(Stored dataset items)
☆ ☆ ☆ ☆
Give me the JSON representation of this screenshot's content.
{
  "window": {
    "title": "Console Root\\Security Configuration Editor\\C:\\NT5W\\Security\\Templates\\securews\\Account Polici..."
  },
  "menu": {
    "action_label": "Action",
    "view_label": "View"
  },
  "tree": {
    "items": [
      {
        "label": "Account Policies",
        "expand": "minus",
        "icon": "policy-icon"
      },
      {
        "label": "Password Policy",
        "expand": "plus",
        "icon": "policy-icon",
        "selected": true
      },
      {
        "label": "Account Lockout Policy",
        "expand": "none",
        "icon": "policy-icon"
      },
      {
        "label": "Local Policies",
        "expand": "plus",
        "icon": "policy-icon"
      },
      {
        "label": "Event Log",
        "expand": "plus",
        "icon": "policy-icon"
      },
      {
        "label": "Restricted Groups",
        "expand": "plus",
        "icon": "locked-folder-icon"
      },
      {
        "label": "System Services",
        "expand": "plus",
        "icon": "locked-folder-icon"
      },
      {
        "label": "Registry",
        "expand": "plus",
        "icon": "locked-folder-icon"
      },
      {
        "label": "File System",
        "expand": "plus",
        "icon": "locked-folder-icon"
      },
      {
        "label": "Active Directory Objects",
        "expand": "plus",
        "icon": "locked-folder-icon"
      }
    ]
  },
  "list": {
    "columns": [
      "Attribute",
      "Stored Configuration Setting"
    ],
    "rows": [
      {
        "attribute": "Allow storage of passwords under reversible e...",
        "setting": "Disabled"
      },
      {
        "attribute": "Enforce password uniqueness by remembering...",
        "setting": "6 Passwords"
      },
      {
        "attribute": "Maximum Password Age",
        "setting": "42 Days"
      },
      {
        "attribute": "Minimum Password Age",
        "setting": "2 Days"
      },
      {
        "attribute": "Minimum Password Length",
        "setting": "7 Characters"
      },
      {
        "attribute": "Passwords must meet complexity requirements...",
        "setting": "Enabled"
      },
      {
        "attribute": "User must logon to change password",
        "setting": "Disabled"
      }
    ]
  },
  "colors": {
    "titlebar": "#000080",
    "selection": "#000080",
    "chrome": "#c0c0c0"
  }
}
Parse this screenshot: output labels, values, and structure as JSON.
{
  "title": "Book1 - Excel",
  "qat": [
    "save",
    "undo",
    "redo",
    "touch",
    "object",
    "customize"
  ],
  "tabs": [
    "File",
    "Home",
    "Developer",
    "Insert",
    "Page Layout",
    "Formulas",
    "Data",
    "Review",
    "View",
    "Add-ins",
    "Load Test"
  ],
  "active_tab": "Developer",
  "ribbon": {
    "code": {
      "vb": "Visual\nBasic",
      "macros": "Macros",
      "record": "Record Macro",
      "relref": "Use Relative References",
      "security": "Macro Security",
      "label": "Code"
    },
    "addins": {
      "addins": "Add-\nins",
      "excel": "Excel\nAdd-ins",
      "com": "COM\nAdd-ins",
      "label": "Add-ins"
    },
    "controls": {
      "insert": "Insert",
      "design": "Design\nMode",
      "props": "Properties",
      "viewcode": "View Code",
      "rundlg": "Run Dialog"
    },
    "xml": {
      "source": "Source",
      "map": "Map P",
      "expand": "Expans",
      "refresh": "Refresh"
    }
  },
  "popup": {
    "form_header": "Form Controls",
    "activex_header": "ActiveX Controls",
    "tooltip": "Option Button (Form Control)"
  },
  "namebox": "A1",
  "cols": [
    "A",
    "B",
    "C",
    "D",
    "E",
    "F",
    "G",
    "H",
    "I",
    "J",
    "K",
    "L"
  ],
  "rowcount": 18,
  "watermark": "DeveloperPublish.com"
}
☆ ☆ ☆ ☆
Output the entries exactly.

Give me the JSON representation of this screenshot's content.
{
  "window": {
    "title": "Console Root\\Security Configuration Editor\\C:\\NT5W\\Security\\Templates\\securews\\Account Polici..."
  },
  "menu": {
    "action_label": "Action",
    "view_label": "View"
  },
  "tree": {
    "items": [
      {
        "label": "Account Policies",
        "expand": "minus",
        "icon": "policy-icon"
      },
      {
        "label": "Password Policy",
        "expand": "plus",
        "icon": "policy-icon",
        "selected": true
      },
      {
        "label": "Account Lockout Policy",
        "expand": "none",
        "icon": "policy-icon"
      },
      {
        "label": "Local Policies",
        "expand": "plus",
        "icon": "policy-icon"
      },
      {
        "label": "Event Log",
        "expand": "plus",
        "icon": "policy-icon"
      },
      {
        "label": "Restricted Groups",
        "expand": "plus",
        "icon": "locked-folder-icon"
      },
      {
        "label": "System Services",
        "expand": "plus",
        "icon": "locked-folder-icon"
      },
      {
        "label": "Registry",
        "expand": "plus",
        "icon": "locked-folder-icon"
      },
      {
        "label": "File System",
        "expand": "plus",
        "icon": "locked-folder-icon"
      },
      {
        "label": "Active Directory Objects",
        "expand": "plus",
        "icon": "locked-folder-icon"
      }
    ]
  },
  "list": {
    "columns": [
      "Attribute",
      "Stored Configuration Setting"
    ],
    "rows": [
      {
        "attribute": "Allow storage of passwords under reversible e...",
        "setting": "Disabled"
      },
      {
        "attribute": "Enforce password uniqueness by remembering...",
        "setting": "6 Passwords"
      },
      {
        "attribute": "Maximum Password Age",
        "setting": "42 Days"
      },
      {
        "attribute": "Minimum Password Age",
        "setting": "2 Days"
      },
      {
        "attribute": "Minimum Password Length",
        "setting": "7 Characters"
      },
      {
        "attribute": "Passwords must meet complexity requirements...",
        "setting": "Enabled"
      },
      {
        "attribute": "User must logon to change password",
        "setting": "Disabled"
      }
    ]
  },
  "colors": {
    "titlebar": "#000080",
    "selection": "#000080",
    "chrome": "#c0c0c0"
  }
}
Parse this screenshot: output labels, values, and structure as JSON.
{
  "title": "Book1 - Excel",
  "qat": [
    "save",
    "undo",
    "redo",
    "touch",
    "object",
    "customize"
  ],
  "tabs": [
    "File",
    "Home",
    "Developer",
    "Insert",
    "Page Layout",
    "Formulas",
    "Data",
    "Review",
    "View",
    "Add-ins",
    "Load Test"
  ],
  "active_tab": "Developer",
  "ribbon": {
    "code": {
      "vb": "Visual\nBasic",
      "macros": "Macros",
      "record": "Record Macro",
      "relref": "Use Relative References",
      "security": "Macro Security",
      "label": "Code"
    },
    "addins": {
      "addins": "Add-\nins",
      "excel": "Excel\nAdd-ins",
      "com": "COM\nAdd-ins",
      "label": "Add-ins"
    },
    "controls": {
      "insert": "Insert",
      "design": "Design\nMode",
      "props": "Properties",
      "viewcode": "View Code",
      "rundlg": "Run Dialog"
    },
    "xml": {
      "source": "Source",
      "map": "Map P",
      "expand": "Expans",
      "refresh": "Refresh"
    }
  },
  "popup": {
    "form_header": "Form Controls",
    "activex_header": "ActiveX Controls",
    "tooltip": "Option Button (Form Control)"
  },
  "namebox": "A1",
  "cols": [
    "A",
    "B",
    "C",
    "D",
    "E",
    "F",
    "G",
    "H",
    "I",
    "J",
    "K",
    "L"
  ],
  "rowcount": 18,
  "watermark": "DeveloperPublish.com"
}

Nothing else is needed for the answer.